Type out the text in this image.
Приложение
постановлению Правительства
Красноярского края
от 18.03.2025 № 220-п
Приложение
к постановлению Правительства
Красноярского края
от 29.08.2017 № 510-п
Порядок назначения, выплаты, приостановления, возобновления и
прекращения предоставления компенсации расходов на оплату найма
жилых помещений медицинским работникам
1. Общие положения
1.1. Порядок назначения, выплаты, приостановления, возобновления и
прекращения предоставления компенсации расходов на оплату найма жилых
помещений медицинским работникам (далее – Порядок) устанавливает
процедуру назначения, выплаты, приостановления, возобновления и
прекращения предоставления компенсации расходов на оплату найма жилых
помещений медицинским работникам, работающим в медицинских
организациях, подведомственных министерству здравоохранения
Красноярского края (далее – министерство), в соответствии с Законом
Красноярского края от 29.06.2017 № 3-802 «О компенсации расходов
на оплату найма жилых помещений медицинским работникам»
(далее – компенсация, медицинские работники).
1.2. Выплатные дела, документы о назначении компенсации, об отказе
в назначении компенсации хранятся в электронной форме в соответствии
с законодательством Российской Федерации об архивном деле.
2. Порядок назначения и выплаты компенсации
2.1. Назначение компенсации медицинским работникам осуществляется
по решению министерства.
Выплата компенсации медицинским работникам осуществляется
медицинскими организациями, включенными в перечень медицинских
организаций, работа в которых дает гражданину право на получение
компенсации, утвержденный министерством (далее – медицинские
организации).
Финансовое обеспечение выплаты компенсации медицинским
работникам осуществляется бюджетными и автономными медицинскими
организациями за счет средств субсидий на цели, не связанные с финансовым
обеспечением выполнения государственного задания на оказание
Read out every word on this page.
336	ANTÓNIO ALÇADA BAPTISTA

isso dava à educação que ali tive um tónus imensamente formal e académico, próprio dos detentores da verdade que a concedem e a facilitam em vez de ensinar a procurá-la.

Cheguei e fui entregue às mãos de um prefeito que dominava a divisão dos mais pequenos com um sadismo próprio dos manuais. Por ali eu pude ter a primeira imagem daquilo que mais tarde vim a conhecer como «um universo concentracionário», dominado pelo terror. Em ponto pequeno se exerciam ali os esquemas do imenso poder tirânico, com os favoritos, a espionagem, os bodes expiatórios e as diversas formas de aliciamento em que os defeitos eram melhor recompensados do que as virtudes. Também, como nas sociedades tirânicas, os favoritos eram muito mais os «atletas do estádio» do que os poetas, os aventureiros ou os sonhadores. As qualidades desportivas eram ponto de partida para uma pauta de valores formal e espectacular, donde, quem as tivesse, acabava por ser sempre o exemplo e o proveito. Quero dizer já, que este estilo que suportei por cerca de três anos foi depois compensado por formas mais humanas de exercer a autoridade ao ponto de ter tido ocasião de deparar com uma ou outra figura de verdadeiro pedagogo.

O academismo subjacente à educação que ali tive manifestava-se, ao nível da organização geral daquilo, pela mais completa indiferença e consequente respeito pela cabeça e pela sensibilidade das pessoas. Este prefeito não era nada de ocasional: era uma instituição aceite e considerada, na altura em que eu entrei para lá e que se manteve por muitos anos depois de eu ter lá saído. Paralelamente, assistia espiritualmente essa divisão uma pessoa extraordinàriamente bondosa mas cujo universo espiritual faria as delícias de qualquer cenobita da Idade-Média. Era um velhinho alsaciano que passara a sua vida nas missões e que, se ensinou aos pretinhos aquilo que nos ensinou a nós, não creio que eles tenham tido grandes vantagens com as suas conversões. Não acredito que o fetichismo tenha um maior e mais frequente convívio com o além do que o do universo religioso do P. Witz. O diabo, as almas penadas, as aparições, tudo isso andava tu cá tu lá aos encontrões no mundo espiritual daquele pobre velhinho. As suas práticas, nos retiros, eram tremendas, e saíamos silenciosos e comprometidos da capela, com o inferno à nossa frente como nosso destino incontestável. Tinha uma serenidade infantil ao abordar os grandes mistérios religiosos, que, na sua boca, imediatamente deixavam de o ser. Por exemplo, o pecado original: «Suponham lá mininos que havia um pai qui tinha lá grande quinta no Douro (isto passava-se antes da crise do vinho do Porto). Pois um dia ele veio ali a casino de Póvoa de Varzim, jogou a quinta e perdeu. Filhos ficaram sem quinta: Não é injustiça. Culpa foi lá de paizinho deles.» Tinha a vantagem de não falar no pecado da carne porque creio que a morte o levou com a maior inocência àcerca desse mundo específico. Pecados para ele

■ ■ ■ ■ ■ ■ ■

→ **WHAT IS ASKED**:
Set down the entries verbatim, leaving none out.

→ **TASK SOLUTION**:
Type out the text in this image.
Приложение
постановлению Правительства
Красноярского края
от 18.03.2025 № 220-п
Приложение
к постановлению Правительства
Красноярского края
от 29.08.2017 № 510-п
Порядок назначения, выплаты, приостановления, возобновления и
прекращения предоставления компенсации расходов на оплату найма
жилых помещений медицинским работникам
1. Общие положения
1.1. Порядок назначения, выплаты, приостановления, возобновления и
прекращения предоставления компенсации расходов на оплату найма жилых
помещений медицинским работникам (далее – Порядок) устанавливает
процедуру назначения, выплаты, приостановления, возобновления и
прекращения предоставления компенсации расходов на оплату найма жилых
помещений медицинским работникам, работающим в медицинских
организациях, подведомственных министерству здравоохранения
Красноярского края (далее – министерство), в соответствии с Законом
Красноярского края от 29.06.2017 № 3-802 «О компенсации расходов
на оплату найма жилых помещений медицинским работникам»
(далее – компенсация, медицинские работники).
1.2. Выплатные дела, документы о назначении компенсации, об отказе
в назначении компенсации хранятся в электронной форме в соответствии
с законодательством Российской Федерации об архивном деле.
2. Порядок назначения и выплаты компенсации
2.1. Назначение компенсации медицинским работникам осуществляется
по решению министерства.
Выплата компенсации медицинским работникам осуществляется
медицинскими организациями, включенными в перечень медицинских
организаций, работа в которых дает гражданину право на получение
компенсации, утвержденный министерством (далее – медицинские
организации).
Финансовое обеспечение выплаты компенсации медицинским
работникам осуществляется бюджетными и автономными медицинскими
организациями за счет средств субсидий на цели, не связанные с финансовым
обеспечением выполнения государственного задания на оказание
Read out every word on this page.
336	ANTÓNIO ALÇADA BAPTISTA

isso dava à educação que ali tive um tónus imensamente formal e académico, próprio dos detentores da verdade que a concedem e a facilitam em vez de ensinar a procurá-la.

Cheguei e fui entregue às mãos de um prefeito que dominava a divisão dos mais pequenos com um sadismo próprio dos manuais. Por ali eu pude ter a primeira imagem daquilo que mais tarde vim a conhecer como «um universo concentracionário», dominado pelo terror. Em ponto pequeno se exerciam ali os esquemas do imenso poder tirânico, com os favoritos, a espionagem, os bodes expiatórios e as diversas formas de aliciamento em que os defeitos eram melhor recompensados do que as virtudes. Também, como nas sociedades tirânicas, os favoritos eram muito mais os «atletas do estádio» do que os poetas, os aventureiros ou os sonhadores. As qualidades desportivas eram ponto de partida para uma pauta de valores formal e espectacular, donde, quem as tivesse, acabava por ser sempre o exemplo e o proveito. Quero dizer já, que este estilo que suportei por cerca de três anos foi depois compensado por formas mais humanas de exercer a autoridade ao ponto de ter tido ocasião de deparar com uma ou outra figura de verdadeiro pedagogo.

O academismo subjacente à educação que ali tive manifestava-se, ao nível da organização geral daquilo, pela mais completa indiferença e consequente respeito pela cabeça e pela sensibilidade das pessoas. Este prefeito não era nada de ocasional: era uma instituição aceite e considerada, na altura em que eu entrei para lá e que se manteve por muitos anos depois de eu ter lá saído. Paralelamente, assistia espiritualmente essa divisão uma pessoa extraordinàriamente bondosa mas cujo universo espiritual faria as delícias de qualquer cenobita da Idade-Média. Era um velhinho alsaciano que passara a sua vida nas missões e que, se ensinou aos pretinhos aquilo que nos ensinou a nós, não creio que eles tenham tido grandes vantagens com as suas conversões. Não acredito que o fetichismo tenha um maior e mais frequente convívio com o além do que o do universo religioso do P. Witz. O diabo, as almas penadas, as aparições, tudo isso andava tu cá tu lá aos encontrões no mundo espiritual daquele pobre velhinho. As suas práticas, nos retiros, eram tremendas, e saíamos silenciosos e comprometidos da capela, com o inferno à nossa frente como nosso destino incontestável. Tinha uma serenidade infantil ao abordar os grandes mistérios religiosos, que, na sua boca, imediatamente deixavam de o ser. Por exemplo, o pecado original: «Suponham lá mininos que havia um pai qui tinha lá grande quinta no Douro (isto passava-se antes da crise do vinho do Porto). Pois um dia ele veio ali a casino de Póvoa de Varzim, jogou a quinta e perdeu. Filhos ficaram sem quinta: Não é injustiça. Culpa foi lá de paizinho deles.» Tinha a vantagem de não falar no pecado da carne porque creio que a morte o levou com a maior inocência àcerca desse mundo específico. Pecados para ele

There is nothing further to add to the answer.